» **指定任务**
把练习文本中从“目前,在黄瓜上已经挖掘了一些”开始、到“有效地应用于实际育种工作中。”结束的这一段一字不差地抄录下来。

» **练习文本**
目前,在黄瓜上已经挖掘了一些抗WMV的种质资源,而且前人也利用了其中一些抗病材料对黄瓜WMV抗性遗传规律及分子标记进行了初步研究,Cohen等(1971)研究发现黄瓜栽培种Kyoto 3Feet中存在抗WMV的显性基因;Wai(1995a)和Grumet(1995b)在TMG-1中发现WMV的抗性分两种基因控制:一种是在子叶和全株均表现抗性的wmv-2,另一种是只在真叶表现抗性的2个相互作用的上位基因wmv-3和wmv-4。张海英等(2005)以感病亲本自交系欧洲八号和抗病亲本自交系秋棚构建的RILs群体为材料,对WMV进行了抗病性鉴定,研究表明抗病性状是受隐性单基因控制的,但同时也存在微效基因的修饰。目前报道的与WMV抗性相关的遗传连锁标记有AFLP、RAPD、SSR标记,但是这些标记与抗病基因连锁距离较远,并不能有效地应用于实际育种工作中。

» **数据内容**
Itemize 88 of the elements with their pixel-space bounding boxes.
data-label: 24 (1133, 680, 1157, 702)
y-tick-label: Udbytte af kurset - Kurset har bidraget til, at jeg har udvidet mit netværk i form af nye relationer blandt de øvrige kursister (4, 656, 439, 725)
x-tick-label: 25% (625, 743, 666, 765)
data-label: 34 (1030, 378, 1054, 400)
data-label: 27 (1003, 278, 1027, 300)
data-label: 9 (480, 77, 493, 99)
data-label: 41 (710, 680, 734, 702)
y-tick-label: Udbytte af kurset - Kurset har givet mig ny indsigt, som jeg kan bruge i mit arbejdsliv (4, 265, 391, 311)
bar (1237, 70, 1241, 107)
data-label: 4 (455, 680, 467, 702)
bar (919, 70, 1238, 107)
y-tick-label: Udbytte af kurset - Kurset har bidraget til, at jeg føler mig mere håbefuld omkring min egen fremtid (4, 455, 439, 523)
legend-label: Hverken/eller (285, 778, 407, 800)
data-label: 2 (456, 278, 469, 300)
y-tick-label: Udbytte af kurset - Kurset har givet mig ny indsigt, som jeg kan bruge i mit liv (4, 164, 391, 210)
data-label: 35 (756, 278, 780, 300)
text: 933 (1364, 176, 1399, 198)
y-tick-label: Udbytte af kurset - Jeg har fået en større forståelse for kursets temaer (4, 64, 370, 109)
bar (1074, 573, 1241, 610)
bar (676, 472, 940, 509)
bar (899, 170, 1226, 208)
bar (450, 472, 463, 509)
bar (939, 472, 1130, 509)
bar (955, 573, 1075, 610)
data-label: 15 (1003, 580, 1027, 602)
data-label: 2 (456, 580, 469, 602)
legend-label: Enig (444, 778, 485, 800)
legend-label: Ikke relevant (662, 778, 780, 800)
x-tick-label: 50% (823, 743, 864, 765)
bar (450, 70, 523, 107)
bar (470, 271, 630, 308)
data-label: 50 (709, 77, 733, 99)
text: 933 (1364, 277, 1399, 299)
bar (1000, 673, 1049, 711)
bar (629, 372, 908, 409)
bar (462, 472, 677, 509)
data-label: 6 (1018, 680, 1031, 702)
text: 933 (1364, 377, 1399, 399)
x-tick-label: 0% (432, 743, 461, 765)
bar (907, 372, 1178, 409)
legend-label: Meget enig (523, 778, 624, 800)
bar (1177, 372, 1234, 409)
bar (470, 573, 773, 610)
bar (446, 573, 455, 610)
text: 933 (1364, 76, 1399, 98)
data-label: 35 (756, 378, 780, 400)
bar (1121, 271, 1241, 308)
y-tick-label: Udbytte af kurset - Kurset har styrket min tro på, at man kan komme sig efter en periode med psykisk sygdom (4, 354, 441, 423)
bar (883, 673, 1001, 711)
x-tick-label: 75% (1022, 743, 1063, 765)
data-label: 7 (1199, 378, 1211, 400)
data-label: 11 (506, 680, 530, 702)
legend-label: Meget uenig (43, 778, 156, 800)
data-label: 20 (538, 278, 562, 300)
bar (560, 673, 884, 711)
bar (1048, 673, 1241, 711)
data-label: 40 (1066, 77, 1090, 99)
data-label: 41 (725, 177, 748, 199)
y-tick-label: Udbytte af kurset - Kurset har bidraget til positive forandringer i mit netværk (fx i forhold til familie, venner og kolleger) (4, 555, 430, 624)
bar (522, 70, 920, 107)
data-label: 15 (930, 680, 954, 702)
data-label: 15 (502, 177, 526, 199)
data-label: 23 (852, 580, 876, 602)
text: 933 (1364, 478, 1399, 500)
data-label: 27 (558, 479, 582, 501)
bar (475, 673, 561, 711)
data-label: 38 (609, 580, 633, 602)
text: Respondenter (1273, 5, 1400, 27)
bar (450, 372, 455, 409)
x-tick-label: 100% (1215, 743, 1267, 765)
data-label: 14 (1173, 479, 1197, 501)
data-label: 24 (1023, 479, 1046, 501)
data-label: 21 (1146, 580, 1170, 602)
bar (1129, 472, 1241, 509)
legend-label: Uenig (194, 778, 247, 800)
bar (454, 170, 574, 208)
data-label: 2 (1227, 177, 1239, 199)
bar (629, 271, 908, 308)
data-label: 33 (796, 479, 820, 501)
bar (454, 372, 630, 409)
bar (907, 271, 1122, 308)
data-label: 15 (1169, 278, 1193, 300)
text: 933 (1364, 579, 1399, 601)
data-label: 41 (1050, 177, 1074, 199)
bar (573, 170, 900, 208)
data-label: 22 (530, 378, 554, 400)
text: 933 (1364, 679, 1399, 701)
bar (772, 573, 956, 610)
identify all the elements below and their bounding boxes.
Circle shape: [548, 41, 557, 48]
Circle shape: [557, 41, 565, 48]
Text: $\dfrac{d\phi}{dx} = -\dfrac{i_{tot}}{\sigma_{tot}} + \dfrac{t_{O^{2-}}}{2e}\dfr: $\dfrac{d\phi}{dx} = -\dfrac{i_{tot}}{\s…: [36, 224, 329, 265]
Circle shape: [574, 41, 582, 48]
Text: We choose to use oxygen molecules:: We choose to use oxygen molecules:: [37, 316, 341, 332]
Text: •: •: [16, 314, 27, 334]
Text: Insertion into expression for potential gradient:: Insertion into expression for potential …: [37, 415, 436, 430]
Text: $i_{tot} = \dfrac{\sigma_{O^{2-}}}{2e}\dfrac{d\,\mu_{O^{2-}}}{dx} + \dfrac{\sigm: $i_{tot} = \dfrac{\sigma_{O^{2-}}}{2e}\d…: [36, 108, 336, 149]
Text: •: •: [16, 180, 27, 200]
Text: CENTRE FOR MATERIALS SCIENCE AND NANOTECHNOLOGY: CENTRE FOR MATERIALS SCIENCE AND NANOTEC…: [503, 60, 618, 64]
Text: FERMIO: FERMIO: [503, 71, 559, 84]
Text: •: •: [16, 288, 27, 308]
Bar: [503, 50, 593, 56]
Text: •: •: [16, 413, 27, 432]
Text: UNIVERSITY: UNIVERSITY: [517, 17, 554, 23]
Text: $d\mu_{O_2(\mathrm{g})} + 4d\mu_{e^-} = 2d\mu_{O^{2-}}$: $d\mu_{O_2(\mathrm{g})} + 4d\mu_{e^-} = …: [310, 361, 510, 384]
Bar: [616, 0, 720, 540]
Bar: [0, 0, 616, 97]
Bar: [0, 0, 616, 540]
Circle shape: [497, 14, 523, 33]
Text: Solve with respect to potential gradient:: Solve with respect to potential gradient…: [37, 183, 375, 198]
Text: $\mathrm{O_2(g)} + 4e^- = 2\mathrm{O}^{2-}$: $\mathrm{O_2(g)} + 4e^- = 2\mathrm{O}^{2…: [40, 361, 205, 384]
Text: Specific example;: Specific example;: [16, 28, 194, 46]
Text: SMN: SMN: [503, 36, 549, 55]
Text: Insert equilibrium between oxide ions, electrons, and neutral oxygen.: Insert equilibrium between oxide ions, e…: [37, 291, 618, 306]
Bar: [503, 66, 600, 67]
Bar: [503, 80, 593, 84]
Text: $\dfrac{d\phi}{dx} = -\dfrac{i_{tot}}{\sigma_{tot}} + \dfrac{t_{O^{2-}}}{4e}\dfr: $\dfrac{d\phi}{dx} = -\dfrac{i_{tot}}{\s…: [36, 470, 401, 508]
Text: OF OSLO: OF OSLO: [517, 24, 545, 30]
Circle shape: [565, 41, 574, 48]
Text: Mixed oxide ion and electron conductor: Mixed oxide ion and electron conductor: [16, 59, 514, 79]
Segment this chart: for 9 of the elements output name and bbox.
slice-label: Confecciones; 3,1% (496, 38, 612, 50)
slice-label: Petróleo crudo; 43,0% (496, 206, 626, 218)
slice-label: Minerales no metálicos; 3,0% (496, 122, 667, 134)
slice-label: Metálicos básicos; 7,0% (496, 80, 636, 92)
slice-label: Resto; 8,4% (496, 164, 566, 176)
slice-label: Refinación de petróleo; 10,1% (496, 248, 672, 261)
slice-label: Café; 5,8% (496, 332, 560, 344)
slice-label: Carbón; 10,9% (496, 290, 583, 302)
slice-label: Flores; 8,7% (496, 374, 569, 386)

» **作答区**
目前,在黄瓜上已经挖掘了一些抗WMV的种质资源,而且前人也利用了其中一些抗病材料对黄瓜WMV抗性遗传规律及分子标记进行了初步研究,Cohen等(1971)研究发现黄瓜栽培种Kyoto 3Feet中存在抗WMV的显性基因;Wai(1995a)和Grumet(1995b)在TMG-1中发现WMV的抗性分两种基因控制:一种是在子叶和全株均表现抗性的wmv-2,另一种是只在真叶表现抗性的2个相互作用的上位基因wmv-3和wmv-4。张海英等(2005)以感病亲本自交系欧洲八号和抗病亲本自交系秋棚构建的RILs群体为材料,对WMV进行了抗病性鉴定,研究表明抗病性状是受隐性单基因控制的,但同时也存在微效基因的修饰。目前报道的与WMV抗性相关的遗传连锁标记有AFLP、RAPD、SSR标记,但是这些标记与抗病基因连锁距离较远,并不能有效地应用于实际育种工作中。